» **What is asked**:
Check each line of the records below and collect those holding "JSON".

» **Records to use**:
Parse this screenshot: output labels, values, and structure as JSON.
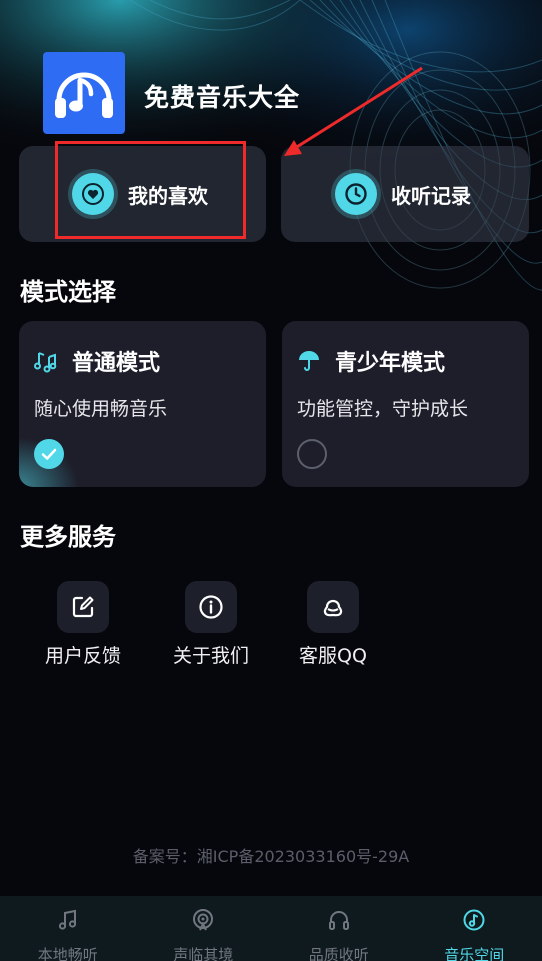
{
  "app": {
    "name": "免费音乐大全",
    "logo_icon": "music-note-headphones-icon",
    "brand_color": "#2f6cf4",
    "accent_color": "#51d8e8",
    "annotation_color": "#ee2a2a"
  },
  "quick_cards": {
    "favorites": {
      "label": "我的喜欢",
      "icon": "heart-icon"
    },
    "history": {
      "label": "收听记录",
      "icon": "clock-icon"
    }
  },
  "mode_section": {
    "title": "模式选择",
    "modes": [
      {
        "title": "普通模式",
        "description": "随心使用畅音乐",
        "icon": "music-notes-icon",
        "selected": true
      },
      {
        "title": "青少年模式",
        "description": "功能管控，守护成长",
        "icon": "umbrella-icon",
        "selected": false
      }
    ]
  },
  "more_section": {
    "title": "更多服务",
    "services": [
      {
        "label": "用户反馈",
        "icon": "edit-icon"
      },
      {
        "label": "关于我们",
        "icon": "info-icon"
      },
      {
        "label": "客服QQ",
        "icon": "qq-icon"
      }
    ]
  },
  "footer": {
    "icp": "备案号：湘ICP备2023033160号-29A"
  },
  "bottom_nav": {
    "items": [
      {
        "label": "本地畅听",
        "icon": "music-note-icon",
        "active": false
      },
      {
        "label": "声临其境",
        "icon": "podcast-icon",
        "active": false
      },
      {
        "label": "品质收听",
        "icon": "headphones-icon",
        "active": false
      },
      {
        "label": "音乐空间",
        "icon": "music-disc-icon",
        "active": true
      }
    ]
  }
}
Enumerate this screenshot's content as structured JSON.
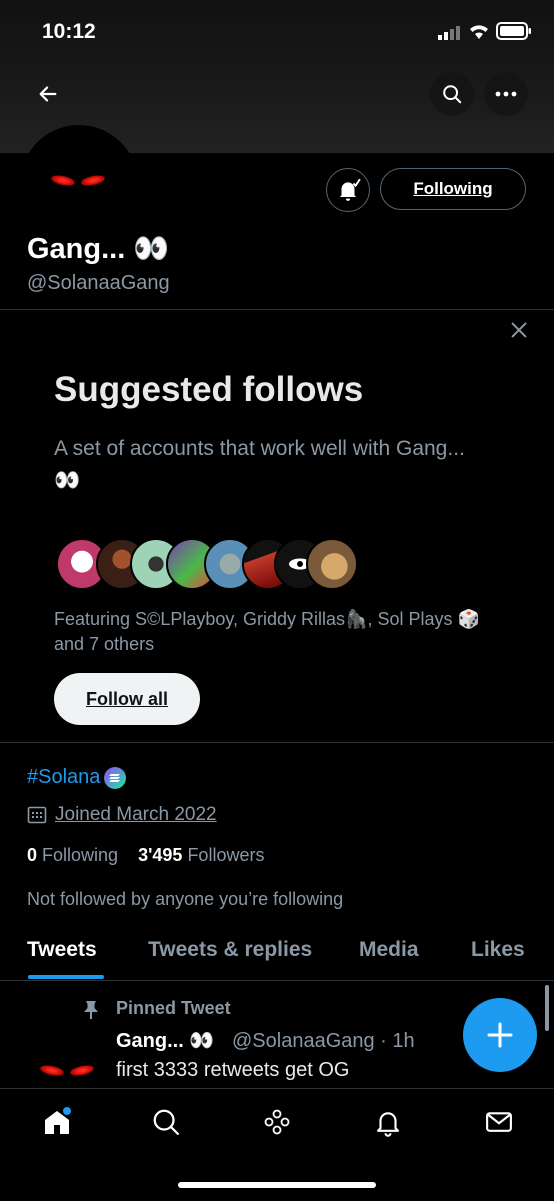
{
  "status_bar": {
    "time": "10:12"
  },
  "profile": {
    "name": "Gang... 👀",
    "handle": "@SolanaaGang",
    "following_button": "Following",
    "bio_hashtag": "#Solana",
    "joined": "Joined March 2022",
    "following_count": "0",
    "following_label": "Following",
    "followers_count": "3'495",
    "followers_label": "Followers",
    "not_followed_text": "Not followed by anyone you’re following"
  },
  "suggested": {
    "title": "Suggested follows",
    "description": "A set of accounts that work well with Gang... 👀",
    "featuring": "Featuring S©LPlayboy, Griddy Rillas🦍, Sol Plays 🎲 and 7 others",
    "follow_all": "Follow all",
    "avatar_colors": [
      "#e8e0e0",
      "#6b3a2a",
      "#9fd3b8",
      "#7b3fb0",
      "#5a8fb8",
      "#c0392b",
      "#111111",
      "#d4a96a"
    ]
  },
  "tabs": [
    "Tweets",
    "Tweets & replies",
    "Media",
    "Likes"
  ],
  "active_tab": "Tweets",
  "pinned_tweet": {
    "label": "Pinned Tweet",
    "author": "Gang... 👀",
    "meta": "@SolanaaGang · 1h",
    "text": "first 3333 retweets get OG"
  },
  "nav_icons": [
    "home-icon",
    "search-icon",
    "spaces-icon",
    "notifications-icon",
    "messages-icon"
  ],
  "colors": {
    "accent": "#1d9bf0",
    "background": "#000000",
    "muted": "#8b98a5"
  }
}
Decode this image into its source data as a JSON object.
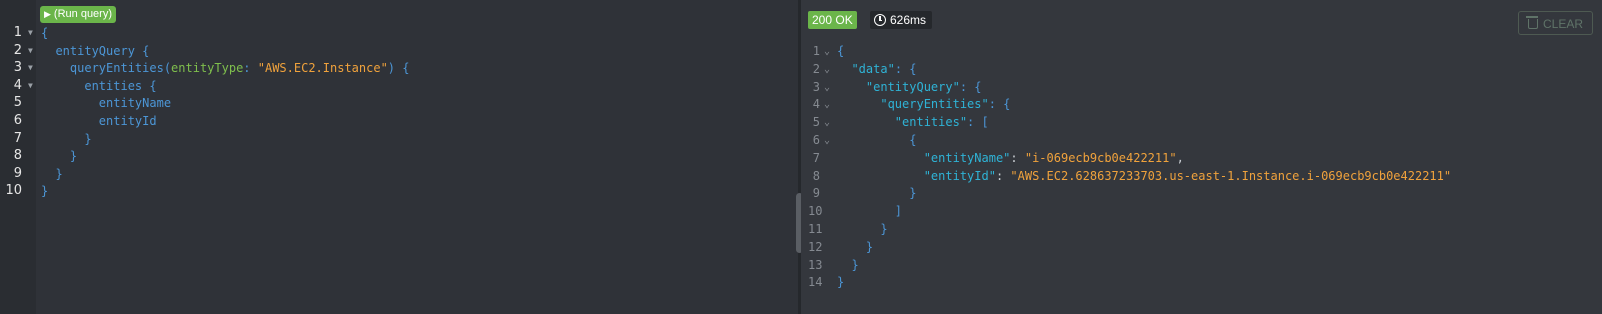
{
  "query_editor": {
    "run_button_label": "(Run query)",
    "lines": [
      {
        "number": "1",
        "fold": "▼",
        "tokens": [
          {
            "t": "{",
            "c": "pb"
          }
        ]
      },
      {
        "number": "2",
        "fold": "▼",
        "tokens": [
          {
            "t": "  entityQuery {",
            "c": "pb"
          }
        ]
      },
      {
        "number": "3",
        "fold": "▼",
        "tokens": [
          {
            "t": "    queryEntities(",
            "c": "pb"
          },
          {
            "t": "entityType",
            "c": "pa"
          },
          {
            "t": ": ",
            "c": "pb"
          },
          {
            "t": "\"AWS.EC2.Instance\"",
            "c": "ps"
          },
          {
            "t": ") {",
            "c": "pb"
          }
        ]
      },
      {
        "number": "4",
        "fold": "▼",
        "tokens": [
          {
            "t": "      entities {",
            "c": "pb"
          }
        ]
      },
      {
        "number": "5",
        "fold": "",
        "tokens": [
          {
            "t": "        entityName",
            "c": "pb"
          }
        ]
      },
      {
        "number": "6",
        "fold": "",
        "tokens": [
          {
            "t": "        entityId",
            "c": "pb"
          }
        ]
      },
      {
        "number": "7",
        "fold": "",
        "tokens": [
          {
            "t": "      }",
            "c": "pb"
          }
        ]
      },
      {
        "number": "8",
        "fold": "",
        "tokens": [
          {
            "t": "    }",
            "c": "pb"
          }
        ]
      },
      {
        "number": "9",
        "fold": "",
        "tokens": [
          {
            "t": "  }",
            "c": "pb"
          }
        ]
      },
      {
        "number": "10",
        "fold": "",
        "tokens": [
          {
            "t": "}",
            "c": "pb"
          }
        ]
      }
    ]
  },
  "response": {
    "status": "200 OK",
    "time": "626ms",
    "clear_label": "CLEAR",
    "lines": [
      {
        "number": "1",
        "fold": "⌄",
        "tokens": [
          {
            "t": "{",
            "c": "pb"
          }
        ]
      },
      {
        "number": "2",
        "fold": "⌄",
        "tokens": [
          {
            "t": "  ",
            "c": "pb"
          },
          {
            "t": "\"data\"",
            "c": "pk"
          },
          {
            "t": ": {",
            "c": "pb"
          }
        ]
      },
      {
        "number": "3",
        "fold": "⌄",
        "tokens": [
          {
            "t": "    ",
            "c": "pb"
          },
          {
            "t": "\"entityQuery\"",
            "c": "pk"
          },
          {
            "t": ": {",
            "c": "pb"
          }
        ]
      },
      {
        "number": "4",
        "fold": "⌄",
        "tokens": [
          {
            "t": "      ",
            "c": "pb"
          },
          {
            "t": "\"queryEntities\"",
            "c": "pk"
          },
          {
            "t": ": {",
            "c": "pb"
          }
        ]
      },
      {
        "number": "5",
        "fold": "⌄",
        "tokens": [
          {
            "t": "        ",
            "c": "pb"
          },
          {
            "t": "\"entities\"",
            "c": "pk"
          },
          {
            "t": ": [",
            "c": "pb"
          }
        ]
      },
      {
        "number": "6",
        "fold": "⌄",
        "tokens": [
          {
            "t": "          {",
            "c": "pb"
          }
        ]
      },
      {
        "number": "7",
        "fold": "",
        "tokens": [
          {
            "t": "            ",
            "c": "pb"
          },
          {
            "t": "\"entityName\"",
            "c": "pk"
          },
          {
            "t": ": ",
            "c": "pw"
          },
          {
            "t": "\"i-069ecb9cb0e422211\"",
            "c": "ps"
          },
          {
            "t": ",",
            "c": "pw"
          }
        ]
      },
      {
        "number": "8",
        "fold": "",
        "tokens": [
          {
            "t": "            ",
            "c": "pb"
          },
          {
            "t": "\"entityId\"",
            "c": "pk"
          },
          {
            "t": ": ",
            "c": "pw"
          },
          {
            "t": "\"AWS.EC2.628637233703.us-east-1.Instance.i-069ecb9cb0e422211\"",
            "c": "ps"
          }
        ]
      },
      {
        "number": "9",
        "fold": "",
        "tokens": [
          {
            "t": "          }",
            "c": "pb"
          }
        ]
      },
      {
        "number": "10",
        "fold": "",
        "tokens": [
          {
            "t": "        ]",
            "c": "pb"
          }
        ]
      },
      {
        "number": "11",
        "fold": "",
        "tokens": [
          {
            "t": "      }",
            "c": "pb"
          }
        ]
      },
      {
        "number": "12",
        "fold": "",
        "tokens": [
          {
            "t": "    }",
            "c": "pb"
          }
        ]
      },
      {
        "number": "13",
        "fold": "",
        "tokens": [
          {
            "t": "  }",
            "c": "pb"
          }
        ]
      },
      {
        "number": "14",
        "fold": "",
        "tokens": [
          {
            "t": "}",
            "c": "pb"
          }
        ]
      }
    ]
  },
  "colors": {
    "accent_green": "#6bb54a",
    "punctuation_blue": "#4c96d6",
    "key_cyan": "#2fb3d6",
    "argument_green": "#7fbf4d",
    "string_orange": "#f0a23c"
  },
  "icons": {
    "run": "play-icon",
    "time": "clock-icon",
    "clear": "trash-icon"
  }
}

--

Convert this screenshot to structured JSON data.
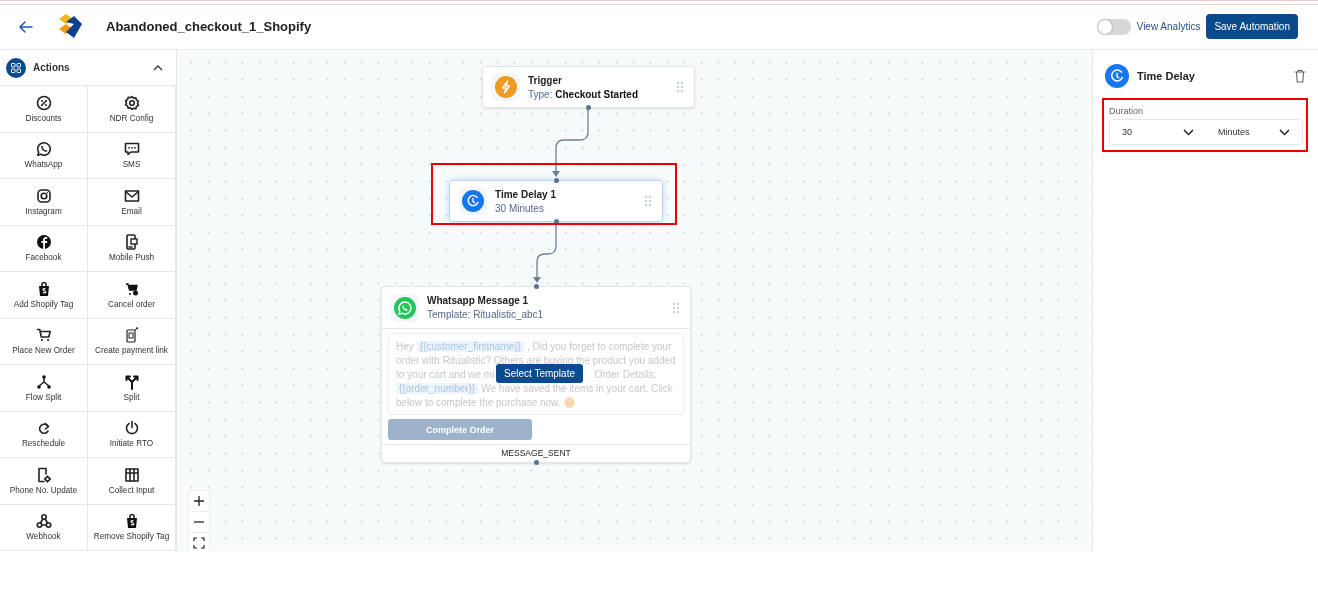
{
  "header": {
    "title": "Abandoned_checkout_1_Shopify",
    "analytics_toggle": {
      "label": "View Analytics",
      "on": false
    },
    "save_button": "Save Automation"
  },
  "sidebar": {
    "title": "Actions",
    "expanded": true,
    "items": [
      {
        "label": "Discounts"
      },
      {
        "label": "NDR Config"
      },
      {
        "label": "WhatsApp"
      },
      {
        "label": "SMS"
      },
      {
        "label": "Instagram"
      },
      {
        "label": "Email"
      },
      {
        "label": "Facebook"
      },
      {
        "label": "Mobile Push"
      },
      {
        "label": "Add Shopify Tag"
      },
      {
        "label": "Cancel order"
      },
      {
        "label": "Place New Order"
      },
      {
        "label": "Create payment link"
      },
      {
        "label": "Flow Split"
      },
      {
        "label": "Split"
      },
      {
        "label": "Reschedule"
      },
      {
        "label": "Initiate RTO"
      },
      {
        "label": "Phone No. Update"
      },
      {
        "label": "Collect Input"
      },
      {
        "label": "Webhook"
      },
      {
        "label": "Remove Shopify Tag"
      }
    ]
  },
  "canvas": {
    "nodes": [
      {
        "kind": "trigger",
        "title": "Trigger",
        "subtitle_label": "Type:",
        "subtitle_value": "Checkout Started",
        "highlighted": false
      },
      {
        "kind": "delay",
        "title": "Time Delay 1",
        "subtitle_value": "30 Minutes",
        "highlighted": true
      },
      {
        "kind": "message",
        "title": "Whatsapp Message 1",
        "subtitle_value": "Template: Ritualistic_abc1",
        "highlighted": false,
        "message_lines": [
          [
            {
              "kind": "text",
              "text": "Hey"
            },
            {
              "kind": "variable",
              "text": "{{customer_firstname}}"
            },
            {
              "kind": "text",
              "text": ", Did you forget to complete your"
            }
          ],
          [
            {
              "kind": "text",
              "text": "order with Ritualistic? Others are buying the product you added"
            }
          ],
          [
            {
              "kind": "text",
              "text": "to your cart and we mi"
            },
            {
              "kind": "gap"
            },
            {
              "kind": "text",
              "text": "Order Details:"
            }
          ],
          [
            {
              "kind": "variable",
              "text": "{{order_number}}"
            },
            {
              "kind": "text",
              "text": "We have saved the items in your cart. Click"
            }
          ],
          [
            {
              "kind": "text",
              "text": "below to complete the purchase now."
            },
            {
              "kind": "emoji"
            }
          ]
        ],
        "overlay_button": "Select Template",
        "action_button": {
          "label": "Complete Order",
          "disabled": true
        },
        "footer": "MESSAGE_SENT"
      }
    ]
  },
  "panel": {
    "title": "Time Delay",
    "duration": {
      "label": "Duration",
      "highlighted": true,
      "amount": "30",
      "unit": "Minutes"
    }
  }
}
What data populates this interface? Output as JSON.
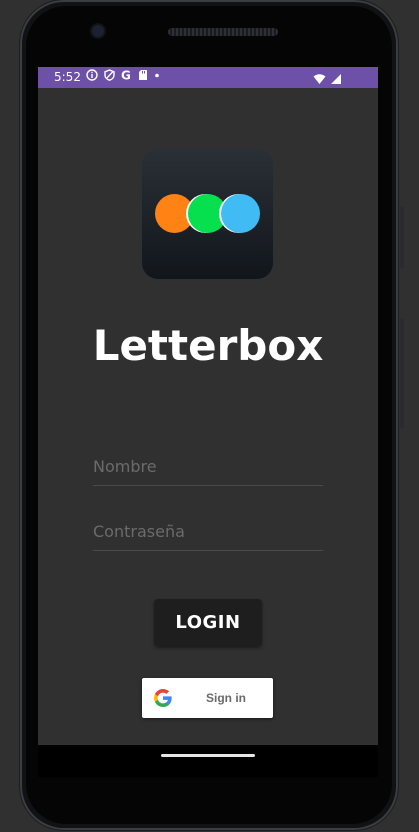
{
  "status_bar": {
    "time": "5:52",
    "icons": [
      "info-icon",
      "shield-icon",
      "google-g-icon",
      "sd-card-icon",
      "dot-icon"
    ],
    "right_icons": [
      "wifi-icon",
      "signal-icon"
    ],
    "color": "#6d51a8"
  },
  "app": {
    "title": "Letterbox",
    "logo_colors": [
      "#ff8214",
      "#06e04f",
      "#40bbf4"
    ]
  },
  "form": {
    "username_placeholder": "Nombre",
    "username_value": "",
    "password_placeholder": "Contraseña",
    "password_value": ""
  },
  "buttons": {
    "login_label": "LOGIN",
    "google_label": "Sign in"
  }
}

» **Output of the exercise**:
Parse this screenshot: output labels, values, and structure as JSON.
Enumerate this screenshot's content as structured JSON.
Decode this image into its source data as a JSON object.
Convert this screenshot to structured JSON data.
What data populates this interface? Output as JSON.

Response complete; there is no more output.